AVAILABLE RECORDS
>> Start

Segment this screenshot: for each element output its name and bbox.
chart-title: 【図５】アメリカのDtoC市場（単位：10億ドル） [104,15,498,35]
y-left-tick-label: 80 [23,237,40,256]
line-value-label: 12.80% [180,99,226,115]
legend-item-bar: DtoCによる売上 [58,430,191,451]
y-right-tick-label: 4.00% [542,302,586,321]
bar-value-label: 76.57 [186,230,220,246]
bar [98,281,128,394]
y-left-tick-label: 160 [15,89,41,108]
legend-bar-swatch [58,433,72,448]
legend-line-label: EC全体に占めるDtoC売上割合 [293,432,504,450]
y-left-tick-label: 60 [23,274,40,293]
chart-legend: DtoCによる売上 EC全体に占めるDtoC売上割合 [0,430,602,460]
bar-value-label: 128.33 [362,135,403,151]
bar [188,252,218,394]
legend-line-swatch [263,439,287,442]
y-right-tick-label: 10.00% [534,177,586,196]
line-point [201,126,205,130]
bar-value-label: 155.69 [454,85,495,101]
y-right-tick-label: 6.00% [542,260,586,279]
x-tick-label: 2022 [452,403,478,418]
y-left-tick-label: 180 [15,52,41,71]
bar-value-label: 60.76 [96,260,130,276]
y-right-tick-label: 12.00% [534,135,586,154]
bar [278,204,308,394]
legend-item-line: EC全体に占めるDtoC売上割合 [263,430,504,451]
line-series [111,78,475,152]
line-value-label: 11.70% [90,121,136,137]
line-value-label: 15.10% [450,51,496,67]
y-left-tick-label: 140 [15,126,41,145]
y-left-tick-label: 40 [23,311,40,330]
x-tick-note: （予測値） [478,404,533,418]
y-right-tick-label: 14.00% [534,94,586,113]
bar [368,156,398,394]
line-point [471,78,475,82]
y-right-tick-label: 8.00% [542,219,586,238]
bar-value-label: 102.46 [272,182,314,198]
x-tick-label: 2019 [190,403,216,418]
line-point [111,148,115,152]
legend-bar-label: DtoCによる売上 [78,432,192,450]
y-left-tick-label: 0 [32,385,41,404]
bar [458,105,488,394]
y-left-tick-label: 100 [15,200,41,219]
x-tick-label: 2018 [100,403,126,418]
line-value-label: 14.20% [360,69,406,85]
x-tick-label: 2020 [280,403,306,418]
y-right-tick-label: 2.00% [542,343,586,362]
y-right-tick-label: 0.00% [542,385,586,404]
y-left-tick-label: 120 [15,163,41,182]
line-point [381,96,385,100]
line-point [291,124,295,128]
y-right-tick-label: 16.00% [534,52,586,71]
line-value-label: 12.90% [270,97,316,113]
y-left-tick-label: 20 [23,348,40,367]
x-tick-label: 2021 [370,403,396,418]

>> End

INSTRUCTIONS FOR THE TASK
Rewrite everything from the start of the entries down to and including the line that contains "y-right-tick-label: 4.00% [542,302,586,321]", changing "bbox" to "bounding box" and leaving everything else as it is. Give only those lines.

FULL RESPONSE
Segment this screenshot: for each element output its name and bounding box.
chart-title: 【図５】アメリカのDtoC市場（単位：10億ドル） [104,15,498,35]
y-left-tick-label: 80 [23,237,40,256]
line-value-label: 12.80% [180,99,226,115]
legend-item-bar: DtoCによる売上 [58,430,191,451]
y-right-tick-label: 4.00% [542,302,586,321]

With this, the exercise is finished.